━━━ RECORDS SUPPLIED

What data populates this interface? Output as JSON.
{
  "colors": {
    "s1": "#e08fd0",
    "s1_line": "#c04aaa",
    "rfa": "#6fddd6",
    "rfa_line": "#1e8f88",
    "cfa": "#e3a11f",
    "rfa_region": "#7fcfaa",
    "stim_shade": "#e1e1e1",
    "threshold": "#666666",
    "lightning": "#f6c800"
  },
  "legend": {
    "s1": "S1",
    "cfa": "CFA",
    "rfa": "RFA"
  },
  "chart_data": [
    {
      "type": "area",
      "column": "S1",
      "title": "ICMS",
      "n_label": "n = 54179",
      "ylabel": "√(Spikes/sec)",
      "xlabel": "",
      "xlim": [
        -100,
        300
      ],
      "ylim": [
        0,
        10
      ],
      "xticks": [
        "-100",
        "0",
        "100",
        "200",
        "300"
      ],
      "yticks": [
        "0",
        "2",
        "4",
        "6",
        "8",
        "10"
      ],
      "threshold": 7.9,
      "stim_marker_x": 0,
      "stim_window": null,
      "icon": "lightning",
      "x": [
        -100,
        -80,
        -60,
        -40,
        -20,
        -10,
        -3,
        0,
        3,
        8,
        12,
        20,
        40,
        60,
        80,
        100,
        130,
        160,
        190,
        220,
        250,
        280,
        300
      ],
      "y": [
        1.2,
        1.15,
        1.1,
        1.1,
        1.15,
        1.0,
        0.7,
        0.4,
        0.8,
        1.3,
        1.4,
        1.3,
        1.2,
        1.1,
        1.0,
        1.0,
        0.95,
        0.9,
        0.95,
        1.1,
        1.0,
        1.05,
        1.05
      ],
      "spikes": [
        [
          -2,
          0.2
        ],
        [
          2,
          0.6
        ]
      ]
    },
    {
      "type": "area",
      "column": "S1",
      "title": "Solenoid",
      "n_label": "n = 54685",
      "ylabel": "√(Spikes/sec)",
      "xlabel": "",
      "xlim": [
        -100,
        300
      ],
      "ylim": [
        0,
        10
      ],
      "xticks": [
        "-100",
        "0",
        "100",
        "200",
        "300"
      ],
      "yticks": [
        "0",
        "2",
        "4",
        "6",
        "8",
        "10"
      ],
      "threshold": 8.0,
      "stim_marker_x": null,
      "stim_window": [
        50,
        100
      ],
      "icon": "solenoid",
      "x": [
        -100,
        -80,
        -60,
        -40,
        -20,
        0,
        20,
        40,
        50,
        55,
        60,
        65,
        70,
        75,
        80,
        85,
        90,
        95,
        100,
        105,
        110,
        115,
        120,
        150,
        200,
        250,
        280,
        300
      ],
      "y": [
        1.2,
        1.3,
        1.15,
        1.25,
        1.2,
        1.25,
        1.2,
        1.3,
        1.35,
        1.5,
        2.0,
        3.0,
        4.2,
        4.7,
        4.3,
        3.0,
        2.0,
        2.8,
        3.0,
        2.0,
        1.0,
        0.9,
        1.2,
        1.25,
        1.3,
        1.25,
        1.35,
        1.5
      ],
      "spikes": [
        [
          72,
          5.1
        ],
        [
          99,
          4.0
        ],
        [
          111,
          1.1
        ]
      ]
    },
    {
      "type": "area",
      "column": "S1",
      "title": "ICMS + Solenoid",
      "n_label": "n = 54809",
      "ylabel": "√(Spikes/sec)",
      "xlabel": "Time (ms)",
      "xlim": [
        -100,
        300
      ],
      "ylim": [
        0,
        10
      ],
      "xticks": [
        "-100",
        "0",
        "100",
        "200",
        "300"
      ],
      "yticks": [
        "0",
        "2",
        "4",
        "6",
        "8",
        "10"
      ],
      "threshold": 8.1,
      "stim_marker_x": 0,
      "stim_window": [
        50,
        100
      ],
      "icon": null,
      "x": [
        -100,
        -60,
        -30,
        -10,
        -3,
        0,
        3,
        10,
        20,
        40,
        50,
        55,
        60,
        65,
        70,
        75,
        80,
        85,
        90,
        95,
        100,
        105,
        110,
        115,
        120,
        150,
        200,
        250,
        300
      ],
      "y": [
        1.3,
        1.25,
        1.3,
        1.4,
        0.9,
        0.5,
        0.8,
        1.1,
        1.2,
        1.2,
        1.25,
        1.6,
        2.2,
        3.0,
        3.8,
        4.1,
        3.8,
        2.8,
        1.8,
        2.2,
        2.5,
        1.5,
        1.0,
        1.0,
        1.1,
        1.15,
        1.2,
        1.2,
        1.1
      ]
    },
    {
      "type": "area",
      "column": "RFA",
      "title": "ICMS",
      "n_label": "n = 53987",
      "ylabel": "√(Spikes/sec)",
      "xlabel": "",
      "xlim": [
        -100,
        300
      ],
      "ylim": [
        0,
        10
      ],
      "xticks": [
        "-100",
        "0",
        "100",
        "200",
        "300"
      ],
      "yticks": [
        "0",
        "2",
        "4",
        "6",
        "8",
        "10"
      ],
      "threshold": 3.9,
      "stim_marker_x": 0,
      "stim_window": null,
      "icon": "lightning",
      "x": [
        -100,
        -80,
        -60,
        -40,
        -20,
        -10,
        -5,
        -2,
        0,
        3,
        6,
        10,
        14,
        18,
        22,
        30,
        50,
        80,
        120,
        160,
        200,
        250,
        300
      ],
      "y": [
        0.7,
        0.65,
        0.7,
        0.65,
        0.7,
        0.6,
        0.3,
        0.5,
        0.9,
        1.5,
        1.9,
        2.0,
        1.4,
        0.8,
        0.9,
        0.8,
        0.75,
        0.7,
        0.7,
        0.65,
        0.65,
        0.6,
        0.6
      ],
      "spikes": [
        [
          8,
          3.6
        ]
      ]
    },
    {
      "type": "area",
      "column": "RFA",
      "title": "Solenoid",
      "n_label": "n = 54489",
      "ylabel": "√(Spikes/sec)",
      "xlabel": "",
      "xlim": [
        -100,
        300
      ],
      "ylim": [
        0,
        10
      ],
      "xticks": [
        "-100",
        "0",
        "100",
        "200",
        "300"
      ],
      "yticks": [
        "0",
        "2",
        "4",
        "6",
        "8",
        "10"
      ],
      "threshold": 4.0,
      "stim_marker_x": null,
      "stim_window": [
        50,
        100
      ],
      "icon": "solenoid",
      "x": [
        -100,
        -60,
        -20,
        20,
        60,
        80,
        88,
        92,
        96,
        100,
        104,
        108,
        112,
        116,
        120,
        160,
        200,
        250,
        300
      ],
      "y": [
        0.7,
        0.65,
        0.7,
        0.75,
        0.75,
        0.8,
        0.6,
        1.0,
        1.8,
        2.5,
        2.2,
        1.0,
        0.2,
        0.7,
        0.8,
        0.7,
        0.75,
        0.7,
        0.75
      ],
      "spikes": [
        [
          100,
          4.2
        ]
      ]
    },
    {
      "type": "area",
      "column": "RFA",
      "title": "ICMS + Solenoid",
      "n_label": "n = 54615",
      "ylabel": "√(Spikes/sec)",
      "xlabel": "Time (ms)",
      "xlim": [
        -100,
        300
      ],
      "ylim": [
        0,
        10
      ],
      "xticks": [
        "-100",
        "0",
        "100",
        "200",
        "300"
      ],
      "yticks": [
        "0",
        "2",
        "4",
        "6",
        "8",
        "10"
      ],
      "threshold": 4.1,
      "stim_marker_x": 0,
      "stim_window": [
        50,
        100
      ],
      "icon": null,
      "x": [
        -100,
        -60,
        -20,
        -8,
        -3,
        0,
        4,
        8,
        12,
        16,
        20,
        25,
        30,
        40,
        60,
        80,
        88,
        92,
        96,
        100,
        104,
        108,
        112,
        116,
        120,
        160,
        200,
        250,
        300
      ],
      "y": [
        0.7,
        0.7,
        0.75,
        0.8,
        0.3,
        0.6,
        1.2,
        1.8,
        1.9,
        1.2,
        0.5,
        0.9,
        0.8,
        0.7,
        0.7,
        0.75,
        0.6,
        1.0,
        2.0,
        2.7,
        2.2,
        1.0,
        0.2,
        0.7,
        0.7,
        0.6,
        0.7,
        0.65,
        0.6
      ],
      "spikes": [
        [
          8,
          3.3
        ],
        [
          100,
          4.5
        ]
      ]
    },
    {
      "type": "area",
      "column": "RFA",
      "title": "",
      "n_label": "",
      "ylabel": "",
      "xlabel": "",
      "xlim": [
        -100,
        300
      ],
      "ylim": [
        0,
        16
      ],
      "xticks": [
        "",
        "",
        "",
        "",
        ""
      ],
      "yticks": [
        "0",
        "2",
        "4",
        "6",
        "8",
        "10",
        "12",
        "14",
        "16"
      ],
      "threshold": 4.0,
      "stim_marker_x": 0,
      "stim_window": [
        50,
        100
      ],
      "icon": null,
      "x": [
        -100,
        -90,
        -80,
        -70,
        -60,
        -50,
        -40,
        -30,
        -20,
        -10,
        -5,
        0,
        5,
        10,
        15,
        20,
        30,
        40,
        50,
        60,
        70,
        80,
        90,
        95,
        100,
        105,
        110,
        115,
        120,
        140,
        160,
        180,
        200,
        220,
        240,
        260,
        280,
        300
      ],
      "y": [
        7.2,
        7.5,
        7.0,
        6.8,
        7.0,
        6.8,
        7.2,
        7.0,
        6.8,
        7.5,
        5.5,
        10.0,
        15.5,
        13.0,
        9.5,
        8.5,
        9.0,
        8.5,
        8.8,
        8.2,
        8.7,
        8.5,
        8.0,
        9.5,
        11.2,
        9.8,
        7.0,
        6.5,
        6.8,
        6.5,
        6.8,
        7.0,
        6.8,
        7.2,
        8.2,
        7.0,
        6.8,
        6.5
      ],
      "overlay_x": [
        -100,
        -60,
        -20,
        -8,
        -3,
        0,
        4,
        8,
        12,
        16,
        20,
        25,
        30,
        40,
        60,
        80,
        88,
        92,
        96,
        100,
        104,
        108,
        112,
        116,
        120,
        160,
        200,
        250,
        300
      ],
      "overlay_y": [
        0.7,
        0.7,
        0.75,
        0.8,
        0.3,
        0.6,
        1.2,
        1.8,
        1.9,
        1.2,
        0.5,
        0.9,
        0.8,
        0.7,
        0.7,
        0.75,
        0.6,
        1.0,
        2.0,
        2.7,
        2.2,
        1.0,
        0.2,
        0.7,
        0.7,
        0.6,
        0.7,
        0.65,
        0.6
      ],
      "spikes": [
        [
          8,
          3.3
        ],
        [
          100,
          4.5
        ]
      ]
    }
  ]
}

━━━━━━

▶ DIRECTIVE
State the number of lines in the records that contain the string "threshold", and nothing more.

▶ FINISHED TASK
8